DESCRIPTION OF THE TASK:
Transcribe all the entries word for word, but omit the images.

DATA PROVIDED:

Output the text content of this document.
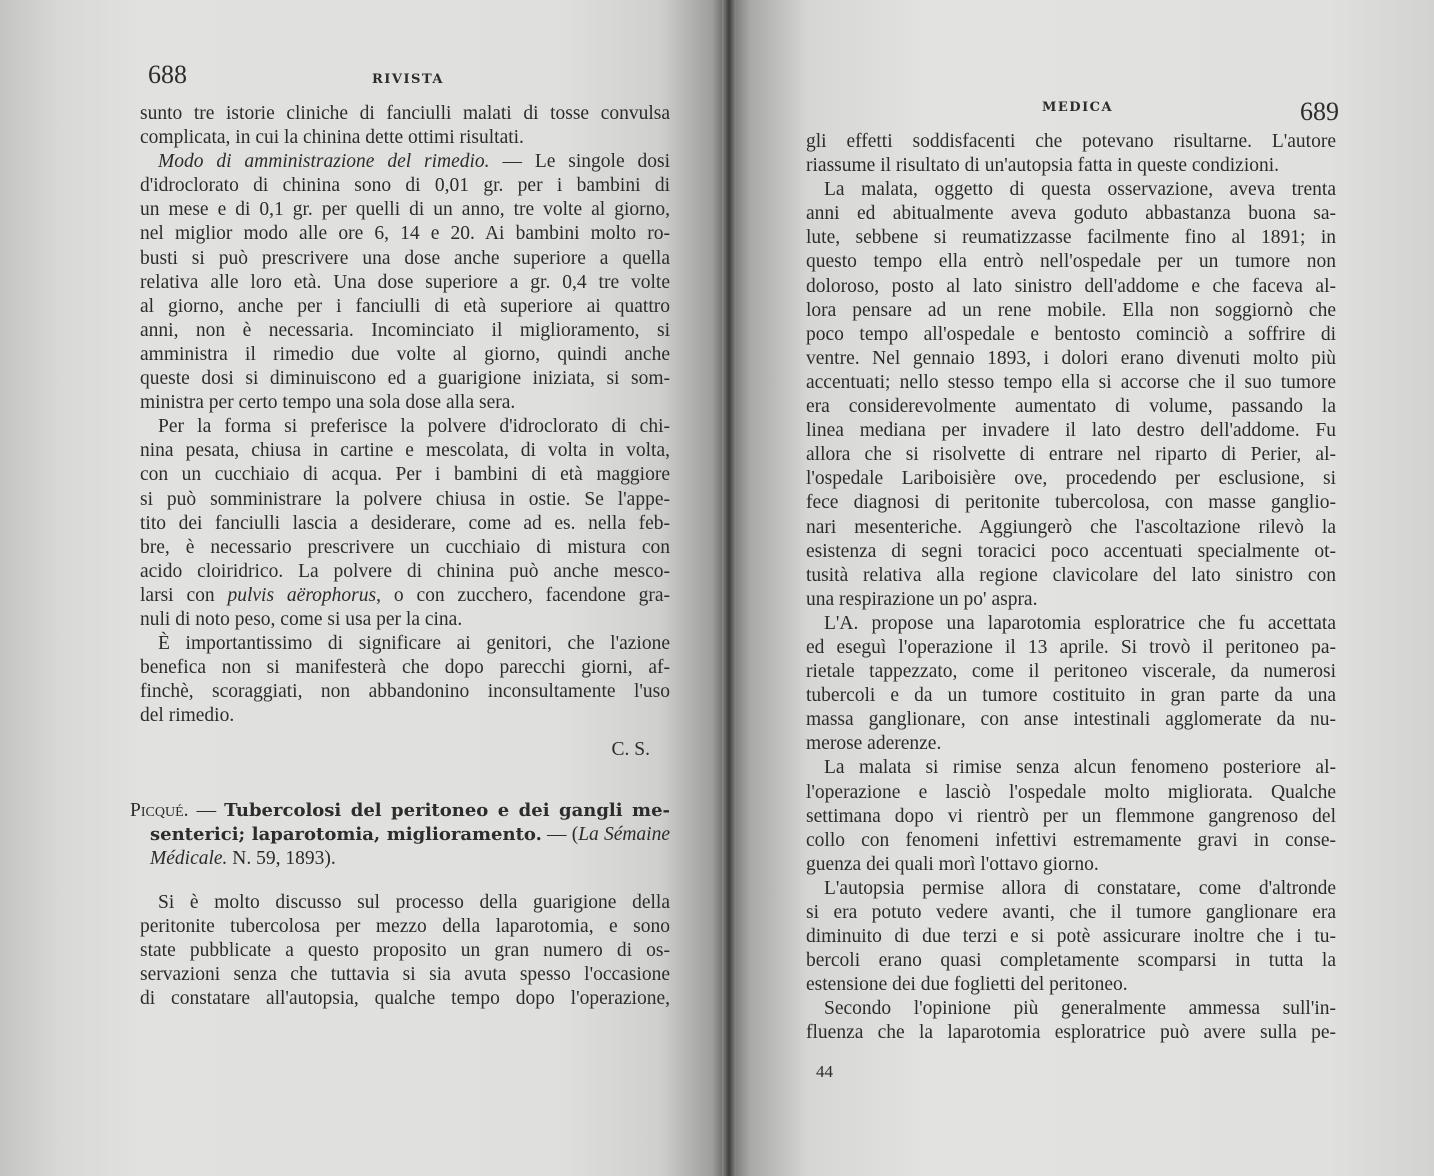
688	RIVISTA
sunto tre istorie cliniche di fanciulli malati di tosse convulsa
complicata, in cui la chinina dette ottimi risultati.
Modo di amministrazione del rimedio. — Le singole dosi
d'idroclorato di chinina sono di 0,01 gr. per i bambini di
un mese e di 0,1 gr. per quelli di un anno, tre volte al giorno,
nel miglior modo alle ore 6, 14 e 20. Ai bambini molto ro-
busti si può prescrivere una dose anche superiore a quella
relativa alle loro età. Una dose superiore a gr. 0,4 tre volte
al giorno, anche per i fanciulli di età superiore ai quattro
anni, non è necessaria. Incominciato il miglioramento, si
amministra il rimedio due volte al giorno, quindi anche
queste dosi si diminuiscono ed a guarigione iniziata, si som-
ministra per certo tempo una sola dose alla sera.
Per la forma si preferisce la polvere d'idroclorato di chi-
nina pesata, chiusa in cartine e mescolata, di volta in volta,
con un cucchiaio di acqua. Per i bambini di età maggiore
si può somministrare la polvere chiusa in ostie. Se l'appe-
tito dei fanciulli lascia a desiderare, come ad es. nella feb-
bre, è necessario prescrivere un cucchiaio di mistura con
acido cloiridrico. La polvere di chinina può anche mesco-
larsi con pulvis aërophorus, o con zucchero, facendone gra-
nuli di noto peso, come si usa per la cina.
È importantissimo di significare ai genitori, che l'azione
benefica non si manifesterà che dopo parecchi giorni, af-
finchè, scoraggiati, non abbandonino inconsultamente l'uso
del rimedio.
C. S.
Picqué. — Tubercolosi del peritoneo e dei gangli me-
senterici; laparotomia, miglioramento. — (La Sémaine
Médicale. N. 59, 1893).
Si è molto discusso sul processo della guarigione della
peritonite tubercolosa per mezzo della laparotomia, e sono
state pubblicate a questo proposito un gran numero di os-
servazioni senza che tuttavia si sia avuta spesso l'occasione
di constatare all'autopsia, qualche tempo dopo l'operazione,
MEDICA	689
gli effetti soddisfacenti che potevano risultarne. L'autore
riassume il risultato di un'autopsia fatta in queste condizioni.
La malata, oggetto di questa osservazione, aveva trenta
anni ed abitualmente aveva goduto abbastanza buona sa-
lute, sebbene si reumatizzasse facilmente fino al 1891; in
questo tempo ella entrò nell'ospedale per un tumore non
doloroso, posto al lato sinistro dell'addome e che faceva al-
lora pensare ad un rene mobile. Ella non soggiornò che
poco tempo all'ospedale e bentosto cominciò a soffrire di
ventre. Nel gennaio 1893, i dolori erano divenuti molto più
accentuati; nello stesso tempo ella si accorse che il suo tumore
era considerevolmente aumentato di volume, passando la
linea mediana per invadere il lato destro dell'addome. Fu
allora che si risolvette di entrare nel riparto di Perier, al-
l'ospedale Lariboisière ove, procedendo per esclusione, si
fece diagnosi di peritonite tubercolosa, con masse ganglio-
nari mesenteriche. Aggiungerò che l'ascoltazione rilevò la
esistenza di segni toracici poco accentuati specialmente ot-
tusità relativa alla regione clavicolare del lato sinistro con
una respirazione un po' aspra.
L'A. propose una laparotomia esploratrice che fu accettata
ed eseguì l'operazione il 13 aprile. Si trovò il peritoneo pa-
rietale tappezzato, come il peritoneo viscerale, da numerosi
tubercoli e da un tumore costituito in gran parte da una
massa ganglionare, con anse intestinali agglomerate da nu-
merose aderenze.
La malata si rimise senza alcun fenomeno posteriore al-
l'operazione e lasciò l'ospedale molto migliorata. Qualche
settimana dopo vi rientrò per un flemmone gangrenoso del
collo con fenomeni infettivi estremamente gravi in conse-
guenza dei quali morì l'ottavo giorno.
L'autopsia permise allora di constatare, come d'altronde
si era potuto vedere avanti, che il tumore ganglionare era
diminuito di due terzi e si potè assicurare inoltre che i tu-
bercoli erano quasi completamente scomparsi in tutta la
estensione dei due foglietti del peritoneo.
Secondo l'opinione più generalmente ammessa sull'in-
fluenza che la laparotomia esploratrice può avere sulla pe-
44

RESPONSE FOR THIS EXERCISE:
Output the text content of this document.
688	RIVISTA
sunto tre istorie cliniche di fanciulli malati di tosse convulsa
complicata, in cui la chinina dette ottimi risultati.
Modo di amministrazione del rimedio. — Le singole dosi
d'idroclorato di chinina sono di 0,01 gr. per i bambini di
un mese e di 0,1 gr. per quelli di un anno, tre volte al giorno,
nel miglior modo alle ore 6, 14 e 20. Ai bambini molto ro-
busti si può prescrivere una dose anche superiore a quella
relativa alle loro età. Una dose superiore a gr. 0,4 tre volte
al giorno, anche per i fanciulli di età superiore ai quattro
anni, non è necessaria. Incominciato il miglioramento, si
amministra il rimedio due volte al giorno, quindi anche
queste dosi si diminuiscono ed a guarigione iniziata, si som-
ministra per certo tempo una sola dose alla sera.
Per la forma si preferisce la polvere d'idroclorato di chi-
nina pesata, chiusa in cartine e mescolata, di volta in volta,
con un cucchiaio di acqua. Per i bambini di età maggiore
si può somministrare la polvere chiusa in ostie. Se l'appe-
tito dei fanciulli lascia a desiderare, come ad es. nella feb-
bre, è necessario prescrivere un cucchiaio di mistura con
acido cloiridrico. La polvere di chinina può anche mesco-
larsi con pulvis aërophorus, o con zucchero, facendone gra-
nuli di noto peso, come si usa per la cina.
È importantissimo di significare ai genitori, che l'azione
benefica non si manifesterà che dopo parecchi giorni, af-
finchè, scoraggiati, non abbandonino inconsultamente l'uso
del rimedio.
C. S.
Picqué. — Tubercolosi del peritoneo e dei gangli me-
senterici; laparotomia, miglioramento. — (La Sémaine
Médicale. N. 59, 1893).
Si è molto discusso sul processo della guarigione della
peritonite tubercolosa per mezzo della laparotomia, e sono
state pubblicate a questo proposito un gran numero di os-
servazioni senza che tuttavia si sia avuta spesso l'occasione
di constatare all'autopsia, qualche tempo dopo l'operazione,
MEDICA	689
gli effetti soddisfacenti che potevano risultarne. L'autore
riassume il risultato di un'autopsia fatta in queste condizioni.
La malata, oggetto di questa osservazione, aveva trenta
anni ed abitualmente aveva goduto abbastanza buona sa-
lute, sebbene si reumatizzasse facilmente fino al 1891; in
questo tempo ella entrò nell'ospedale per un tumore non
doloroso, posto al lato sinistro dell'addome e che faceva al-
lora pensare ad un rene mobile. Ella non soggiornò che
poco tempo all'ospedale e bentosto cominciò a soffrire di
ventre. Nel gennaio 1893, i dolori erano divenuti molto più
accentuati; nello stesso tempo ella si accorse che il suo tumore
era considerevolmente aumentato di volume, passando la
linea mediana per invadere il lato destro dell'addome. Fu
allora che si risolvette di entrare nel riparto di Perier, al-
l'ospedale Lariboisière ove, procedendo per esclusione, si
fece diagnosi di peritonite tubercolosa, con masse ganglio-
nari mesenteriche. Aggiungerò che l'ascoltazione rilevò la
esistenza di segni toracici poco accentuati specialmente ot-
tusità relativa alla regione clavicolare del lato sinistro con
una respirazione un po' aspra.
L'A. propose una laparotomia esploratrice che fu accettata
ed eseguì l'operazione il 13 aprile. Si trovò il peritoneo pa-
rietale tappezzato, come il peritoneo viscerale, da numerosi
tubercoli e da un tumore costituito in gran parte da una
massa ganglionare, con anse intestinali agglomerate da nu-
merose aderenze.
La malata si rimise senza alcun fenomeno posteriore al-
l'operazione e lasciò l'ospedale molto migliorata. Qualche
settimana dopo vi rientrò per un flemmone gangrenoso del
collo con fenomeni infettivi estremamente gravi in conse-
guenza dei quali morì l'ottavo giorno.
L'autopsia permise allora di constatare, come d'altronde
si era potuto vedere avanti, che il tumore ganglionare era
diminuito di due terzi e si potè assicurare inoltre che i tu-
bercoli erano quasi completamente scomparsi in tutta la
estensione dei due foglietti del peritoneo.
Secondo l'opinione più generalmente ammessa sull'in-
fluenza che la laparotomia esploratrice può avere sulla pe-
44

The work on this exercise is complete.